**WHAT YOU SHOULD DO:** Where a line of the listing below includes the word "value", reproduce that line.

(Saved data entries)

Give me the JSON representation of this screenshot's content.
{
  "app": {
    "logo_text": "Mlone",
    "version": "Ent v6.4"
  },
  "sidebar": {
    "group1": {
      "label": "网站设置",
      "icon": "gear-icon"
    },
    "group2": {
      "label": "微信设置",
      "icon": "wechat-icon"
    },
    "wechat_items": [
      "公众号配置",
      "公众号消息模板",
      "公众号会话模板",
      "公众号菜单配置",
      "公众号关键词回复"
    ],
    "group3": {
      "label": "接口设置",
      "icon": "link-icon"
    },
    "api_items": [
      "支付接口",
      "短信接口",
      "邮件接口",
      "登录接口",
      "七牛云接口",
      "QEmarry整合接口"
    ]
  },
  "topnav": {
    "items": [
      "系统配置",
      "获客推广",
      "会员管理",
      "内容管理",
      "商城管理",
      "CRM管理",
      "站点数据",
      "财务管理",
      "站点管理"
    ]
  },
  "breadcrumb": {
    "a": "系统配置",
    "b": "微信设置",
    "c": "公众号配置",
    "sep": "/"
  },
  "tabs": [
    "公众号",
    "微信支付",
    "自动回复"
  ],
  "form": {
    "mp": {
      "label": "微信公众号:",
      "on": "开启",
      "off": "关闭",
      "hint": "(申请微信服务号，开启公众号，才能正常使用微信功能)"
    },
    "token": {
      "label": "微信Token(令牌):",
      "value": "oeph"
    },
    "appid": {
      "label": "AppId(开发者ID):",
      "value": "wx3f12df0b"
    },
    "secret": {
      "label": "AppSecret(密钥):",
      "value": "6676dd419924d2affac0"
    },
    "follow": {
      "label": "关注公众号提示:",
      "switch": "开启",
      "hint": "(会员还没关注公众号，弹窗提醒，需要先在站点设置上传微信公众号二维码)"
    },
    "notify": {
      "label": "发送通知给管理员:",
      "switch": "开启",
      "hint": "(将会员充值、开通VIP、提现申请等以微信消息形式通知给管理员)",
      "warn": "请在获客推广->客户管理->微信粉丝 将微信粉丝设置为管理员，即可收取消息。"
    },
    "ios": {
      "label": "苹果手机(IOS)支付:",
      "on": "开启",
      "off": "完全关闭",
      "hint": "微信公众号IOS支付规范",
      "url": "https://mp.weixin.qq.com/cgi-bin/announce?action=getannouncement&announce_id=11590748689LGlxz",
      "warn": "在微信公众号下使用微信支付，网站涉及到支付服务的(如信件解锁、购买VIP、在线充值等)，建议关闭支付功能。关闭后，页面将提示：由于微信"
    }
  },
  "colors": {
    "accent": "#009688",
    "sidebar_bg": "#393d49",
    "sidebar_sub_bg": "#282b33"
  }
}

**RESPONSE FOR THIS EXERCISE:**
      "value": "oeph"
      "value": "wx3f12df0b"
      "value": "6676dd419924d2affac0"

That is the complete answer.